What to do: Leave out every picture, and output exactly the lines from the line containing "Output the underlying" through the last line of the data.

Dataset rows:
▼

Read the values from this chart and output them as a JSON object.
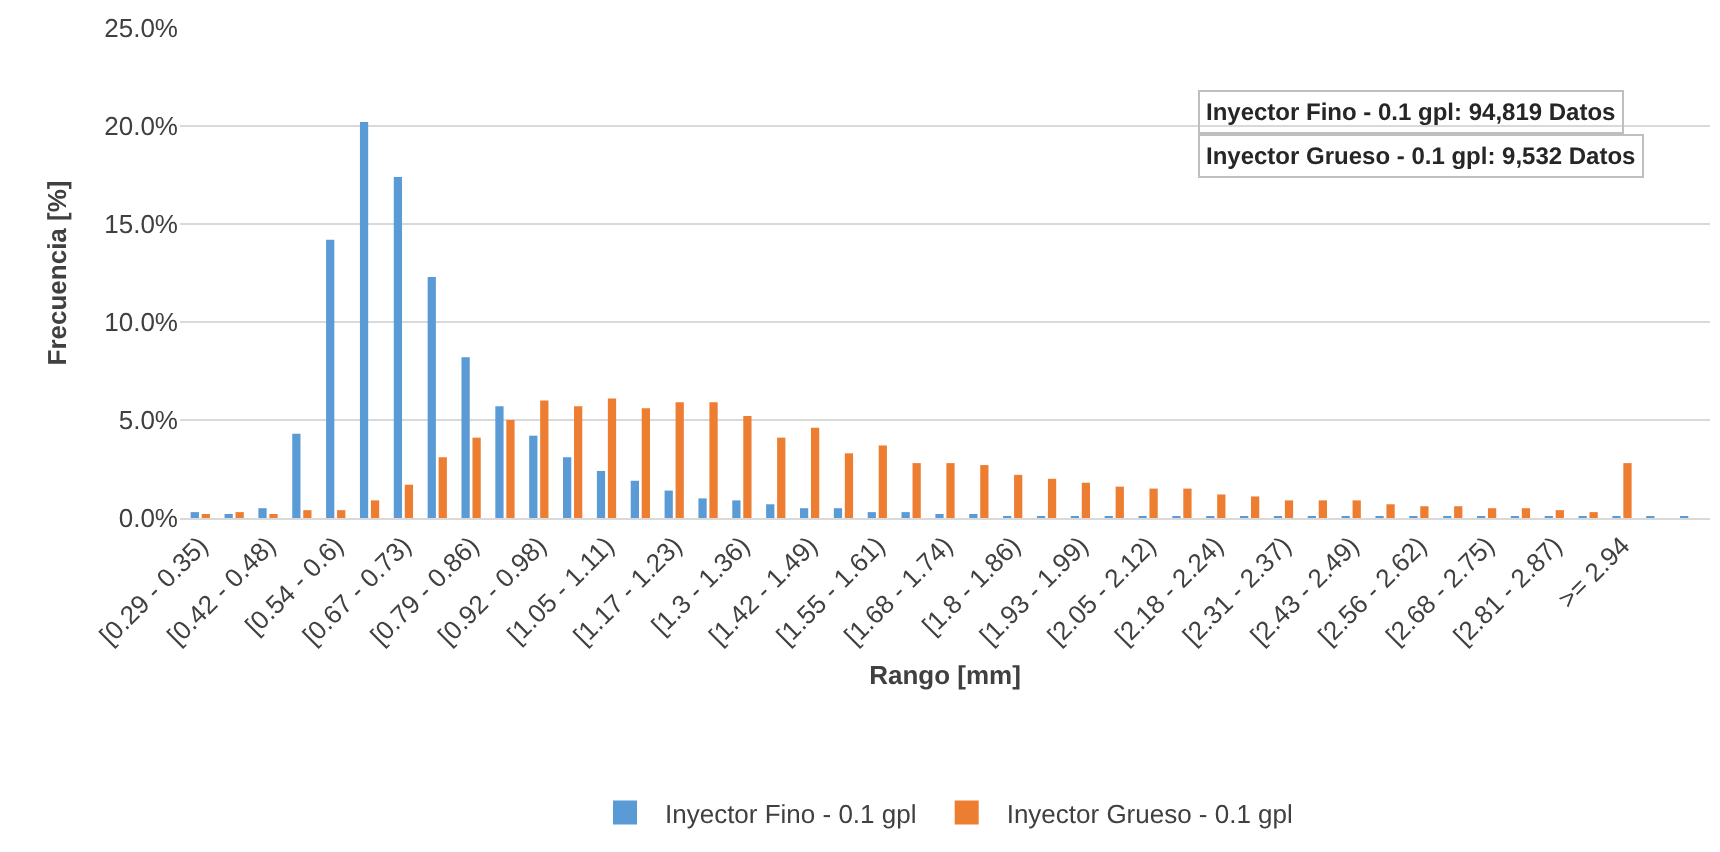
{
  "chart_data": {
    "type": "bar",
    "categories": [
      "[0.29 - 0.35)",
      null,
      "[0.42 - 0.48)",
      null,
      "[0.54 - 0.6)",
      null,
      "[0.67 - 0.73)",
      null,
      "[0.79 - 0.86)",
      null,
      "[0.92 - 0.98)",
      null,
      "[1.05 - 1.11)",
      null,
      "[1.17 - 1.23)",
      null,
      "[1.3 - 1.36)",
      null,
      "[1.42 - 1.49)",
      null,
      "[1.55 - 1.61)",
      null,
      "[1.68 - 1.74)",
      null,
      "[1.8 - 1.86)",
      null,
      "[1.93 - 1.99)",
      null,
      "[2.05 - 2.12)",
      null,
      "[2.18 - 2.24)",
      null,
      "[2.31 - 2.37)",
      null,
      "[2.43 - 2.49)",
      null,
      "[2.56 - 2.62)",
      null,
      "[2.68 - 2.75)",
      null,
      "[2.81 - 2.87)",
      null,
      ">= 2.94",
      null,
      null
    ],
    "series": [
      {
        "name": "Inyector Fino - 0.1 gpl",
        "color": "#5b9bd5",
        "values": [
          0.3,
          0.2,
          0.5,
          4.3,
          14.2,
          20.2,
          17.4,
          12.3,
          8.2,
          5.7,
          4.2,
          3.1,
          2.4,
          1.9,
          1.4,
          1.0,
          0.9,
          0.7,
          0.5,
          0.5,
          0.3,
          0.3,
          0.2,
          0.2,
          0.1,
          0.1,
          0.05,
          0.05,
          0.05,
          0.05,
          0.05,
          0.05,
          0.05,
          0.05,
          0.05,
          0.05,
          0.05,
          0.05,
          0.05,
          0.05,
          0.05,
          0.05,
          0.05,
          0.05,
          0.05
        ]
      },
      {
        "name": "Inyector Grueso - 0.1 gpl",
        "color": "#ed7d31",
        "values": [
          0.2,
          0.3,
          0.2,
          0.4,
          0.4,
          0.9,
          1.7,
          3.1,
          4.1,
          5.0,
          6.0,
          5.7,
          6.1,
          5.6,
          5.9,
          5.9,
          5.2,
          4.1,
          4.6,
          3.3,
          3.7,
          2.8,
          2.8,
          2.7,
          2.2,
          2.0,
          1.8,
          1.6,
          1.5,
          1.5,
          1.2,
          1.1,
          0.9,
          0.9,
          0.9,
          0.7,
          0.6,
          0.6,
          0.5,
          0.5,
          0.4,
          0.3,
          2.8,
          0,
          0
        ]
      }
    ],
    "ylim": [
      0,
      25
    ],
    "yticks": [
      {
        "value": 0,
        "label": "0.0%"
      },
      {
        "value": 5,
        "label": "5.0%"
      },
      {
        "value": 10,
        "label": "10.0%"
      },
      {
        "value": 15,
        "label": "15.0%"
      },
      {
        "value": 20,
        "label": "20.0%"
      },
      {
        "value": 25,
        "label": "25.0%"
      }
    ],
    "xlabel": "Rango [mm]",
    "ylabel": "Frecuencia [%]",
    "annotations": [
      "Inyector Fino - 0.1 gpl: 94,819 Datos",
      "Inyector Grueso - 0.1 gpl: 9,532 Datos"
    ],
    "grid": "y",
    "legend": "bottom"
  }
}
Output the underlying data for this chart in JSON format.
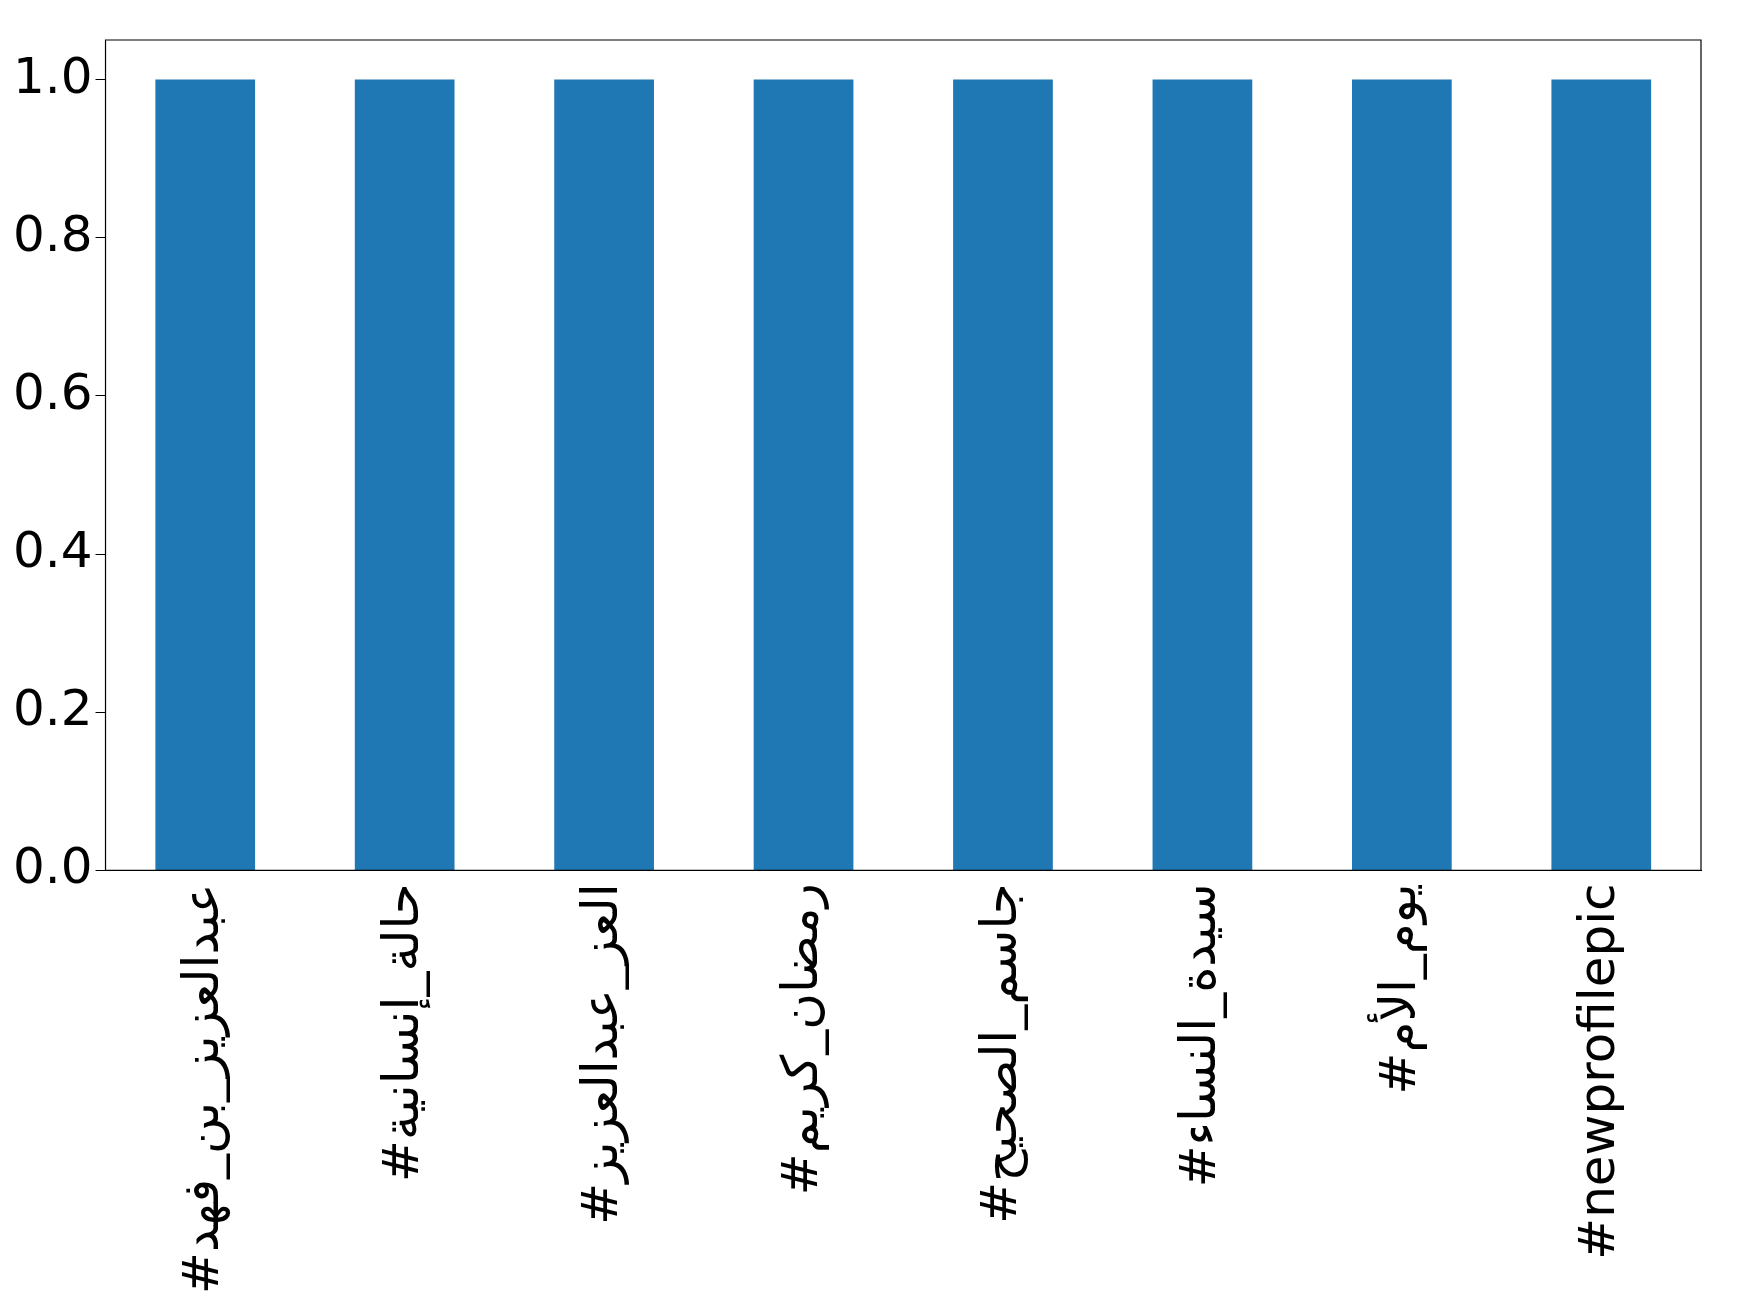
{
  "chart_data": {
    "type": "bar",
    "categories": [
      "#عبدالعزيز_بن_فهد",
      "#حالة_إنسانية",
      "#العز_عبدالعزيز",
      "#رمضان_كريم",
      "#جاسم_الصحيح",
      "#سيدة_النساء",
      "#يوم_الأم",
      "#newprofilepic"
    ],
    "values": [
      1,
      1,
      1,
      1,
      1,
      1,
      1,
      1
    ],
    "color": "#1f77b4",
    "ylim": [
      0,
      1.05
    ],
    "yticks": [
      {
        "value": 0,
        "label": "0.0"
      },
      {
        "value": 0.2,
        "label": "0.2"
      },
      {
        "value": 0.4,
        "label": "0.4"
      },
      {
        "value": 0.6,
        "label": "0.6"
      },
      {
        "value": 0.8,
        "label": "0.8"
      },
      {
        "value": 1,
        "label": "1.0"
      }
    ],
    "grid": false,
    "legend": false
  }
}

▲

Completed exercise:
Output the underlying data for this chart in JSON format.
{
  "chart_data": {
    "type": "bar",
    "categories": [
      "#عبدالعزيز_بن_فهد",
      "#حالة_إنسانية",
      "#العز_عبدالعزيز",
      "#رمضان_كريم",
      "#جاسم_الصحيح",
      "#سيدة_النساء",
      "#يوم_الأم",
      "#newprofilepic"
    ],
    "values": [
      1,
      1,
      1,
      1,
      1,
      1,
      1,
      1
    ],
    "color": "#1f77b4",
    "ylim": [
      0,
      1.05
    ],
    "yticks": [
      {
        "value": 0,
        "label": "0.0"
      },
      {
        "value": 0.2,
        "label": "0.2"
      },
      {
        "value": 0.4,
        "label": "0.4"
      },
      {
        "value": 0.6,
        "label": "0.6"
      },
      {
        "value": 0.8,
        "label": "0.8"
      },
      {
        "value": 1,
        "label": "1.0"
      }
    ],
    "grid": false,
    "legend": false
  }
}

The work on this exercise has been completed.